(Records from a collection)
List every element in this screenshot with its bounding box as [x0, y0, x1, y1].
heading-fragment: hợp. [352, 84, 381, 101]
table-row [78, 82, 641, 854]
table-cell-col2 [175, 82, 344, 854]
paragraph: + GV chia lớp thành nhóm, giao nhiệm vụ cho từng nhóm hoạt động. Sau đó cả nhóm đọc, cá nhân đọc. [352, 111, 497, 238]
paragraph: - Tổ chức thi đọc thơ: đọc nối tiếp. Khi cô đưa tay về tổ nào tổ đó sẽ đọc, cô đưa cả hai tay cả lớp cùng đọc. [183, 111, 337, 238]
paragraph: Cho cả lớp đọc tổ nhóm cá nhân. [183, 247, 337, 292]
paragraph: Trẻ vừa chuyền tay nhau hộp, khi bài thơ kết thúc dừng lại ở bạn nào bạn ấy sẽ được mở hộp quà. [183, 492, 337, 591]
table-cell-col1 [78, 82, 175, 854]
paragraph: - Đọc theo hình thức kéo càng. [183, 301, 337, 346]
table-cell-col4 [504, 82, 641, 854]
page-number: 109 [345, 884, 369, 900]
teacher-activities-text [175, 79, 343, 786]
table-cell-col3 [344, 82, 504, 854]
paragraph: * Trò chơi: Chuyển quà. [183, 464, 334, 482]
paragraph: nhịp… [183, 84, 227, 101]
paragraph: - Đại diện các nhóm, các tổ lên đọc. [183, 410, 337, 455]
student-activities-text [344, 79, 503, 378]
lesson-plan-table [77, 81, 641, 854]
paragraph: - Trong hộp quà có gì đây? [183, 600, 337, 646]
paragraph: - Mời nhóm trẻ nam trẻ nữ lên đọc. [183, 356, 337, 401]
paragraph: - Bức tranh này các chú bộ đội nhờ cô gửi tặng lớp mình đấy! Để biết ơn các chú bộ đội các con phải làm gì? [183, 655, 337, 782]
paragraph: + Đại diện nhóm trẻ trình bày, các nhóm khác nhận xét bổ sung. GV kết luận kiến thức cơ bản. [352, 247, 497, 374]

[Do this]: Copy the listing above line for line, without changing anything.

[Response to this task]:
List every element in this screenshot with its bounding box as [x0, y0, x1, y1].
heading-fragment: hợp. [352, 84, 381, 101]
table-row [78, 82, 641, 854]
table-cell-col2 [175, 82, 344, 854]
paragraph: + GV chia lớp thành nhóm, giao nhiệm vụ cho từng nhóm hoạt động. Sau đó cả nhóm đọc, cá nhân đọc. [352, 111, 497, 238]
paragraph: - Tổ chức thi đọc thơ: đọc nối tiếp. Khi cô đưa tay về tổ nào tổ đó sẽ đọc, cô đưa cả hai tay cả lớp cùng đọc. [183, 111, 337, 238]
paragraph: Cho cả lớp đọc tổ nhóm cá nhân. [183, 247, 337, 292]
paragraph: Trẻ vừa chuyền tay nhau hộp, khi bài thơ kết thúc dừng lại ở bạn nào bạn ấy sẽ được mở hộp quà. [183, 492, 337, 591]
table-cell-col1 [78, 82, 175, 854]
paragraph: - Đọc theo hình thức kéo càng. [183, 301, 337, 346]
table-cell-col4 [504, 82, 641, 854]
page-number: 109 [345, 884, 369, 900]
teacher-activities-text [175, 79, 343, 786]
table-cell-col3 [344, 82, 504, 854]
paragraph: * Trò chơi: Chuyển quà. [183, 464, 334, 482]
paragraph: nhịp… [183, 84, 227, 101]
paragraph: - Đại diện các nhóm, các tổ lên đọc. [183, 410, 337, 455]
student-activities-text [344, 79, 503, 378]
lesson-plan-table [77, 81, 641, 854]
paragraph: - Trong hộp quà có gì đây? [183, 600, 337, 646]
paragraph: - Mời nhóm trẻ nam trẻ nữ lên đọc. [183, 356, 337, 401]
paragraph: - Bức tranh này các chú bộ đội nhờ cô gửi tặng lớp mình đấy! Để biết ơn các chú bộ đội các con phải làm gì? [183, 655, 337, 782]
paragraph: + Đại diện nhóm trẻ trình bày, các nhóm khác nhận xét bổ sung. GV kết luận kiến thức cơ bản. [352, 247, 497, 374]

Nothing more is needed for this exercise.